:: Data rows

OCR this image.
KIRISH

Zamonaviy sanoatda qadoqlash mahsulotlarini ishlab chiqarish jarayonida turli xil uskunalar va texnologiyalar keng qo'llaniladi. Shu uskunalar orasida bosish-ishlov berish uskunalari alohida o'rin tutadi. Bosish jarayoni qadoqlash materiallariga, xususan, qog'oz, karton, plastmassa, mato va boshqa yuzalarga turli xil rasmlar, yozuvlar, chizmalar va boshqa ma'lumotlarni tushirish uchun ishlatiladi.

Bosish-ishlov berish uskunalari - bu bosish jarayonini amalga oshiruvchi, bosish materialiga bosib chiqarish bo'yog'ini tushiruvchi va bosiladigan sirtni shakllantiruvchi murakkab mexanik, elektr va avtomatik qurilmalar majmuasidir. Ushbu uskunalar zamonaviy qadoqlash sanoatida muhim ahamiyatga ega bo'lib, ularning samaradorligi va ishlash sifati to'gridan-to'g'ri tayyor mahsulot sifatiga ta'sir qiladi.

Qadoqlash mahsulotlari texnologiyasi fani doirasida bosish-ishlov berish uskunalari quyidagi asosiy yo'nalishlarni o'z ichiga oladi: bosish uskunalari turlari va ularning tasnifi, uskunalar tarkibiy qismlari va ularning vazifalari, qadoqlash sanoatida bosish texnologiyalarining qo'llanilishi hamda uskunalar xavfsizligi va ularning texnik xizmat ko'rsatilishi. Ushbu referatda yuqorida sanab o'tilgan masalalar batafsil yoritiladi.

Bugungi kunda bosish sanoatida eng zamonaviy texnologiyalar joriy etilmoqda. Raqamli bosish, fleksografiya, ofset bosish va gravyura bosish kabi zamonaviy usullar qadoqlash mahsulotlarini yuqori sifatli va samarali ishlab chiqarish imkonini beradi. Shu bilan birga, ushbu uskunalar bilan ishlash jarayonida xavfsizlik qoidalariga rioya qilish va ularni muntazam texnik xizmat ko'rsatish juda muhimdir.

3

::::

Please quote the records above exactly, without skipping a line.

OCR this image.
KIRISH

Zamonaviy sanoatda qadoqlash mahsulotlarini ishlab chiqarish jarayonida turli xil uskunalar va texnologiyalar keng qo'llaniladi. Shu uskunalar orasida bosish-ishlov berish uskunalari alohida o'rin tutadi. Bosish jarayoni qadoqlash materiallariga, xususan, qog'oz, karton, plastmassa, mato va boshqa yuzalarga turli xil rasmlar, yozuvlar, chizmalar va boshqa ma'lumotlarni tushirish uchun ishlatiladi.

Bosish-ishlov berish uskunalari - bu bosish jarayonini amalga oshiruvchi, bosish materialiga bosib chiqarish bo'yog'ini tushiruvchi va bosiladigan sirtni shakllantiruvchi murakkab mexanik, elektr va avtomatik qurilmalar majmuasidir. Ushbu uskunalar zamonaviy qadoqlash sanoatida muhim ahamiyatga ega bo'lib, ularning samaradorligi va ishlash sifati to'gridan-to'g'ri tayyor mahsulot sifatiga ta'sir qiladi.

Qadoqlash mahsulotlari texnologiyasi fani doirasida bosish-ishlov berish uskunalari quyidagi asosiy yo'nalishlarni o'z ichiga oladi: bosish uskunalari turlari va ularning tasnifi, uskunalar tarkibiy qismlari va ularning vazifalari, qadoqlash sanoatida bosish texnologiyalarining qo'llanilishi hamda uskunalar xavfsizligi va ularning texnik xizmat ko'rsatilishi. Ushbu referatda yuqorida sanab o'tilgan masalalar batafsil yoritiladi.

Bugungi kunda bosish sanoatida eng zamonaviy texnologiyalar joriy etilmoqda. Raqamli bosish, fleksografiya, ofset bosish va gravyura bosish kabi zamonaviy usullar qadoqlash mahsulotlarini yuqori sifatli va samarali ishlab chiqarish imkonini beradi. Shu bilan birga, ushbu uskunalar bilan ishlash jarayonida xavfsizlik qoidalariga rioya qilish va ularni muntazam texnik xizmat ko'rsatish juda muhimdir.

3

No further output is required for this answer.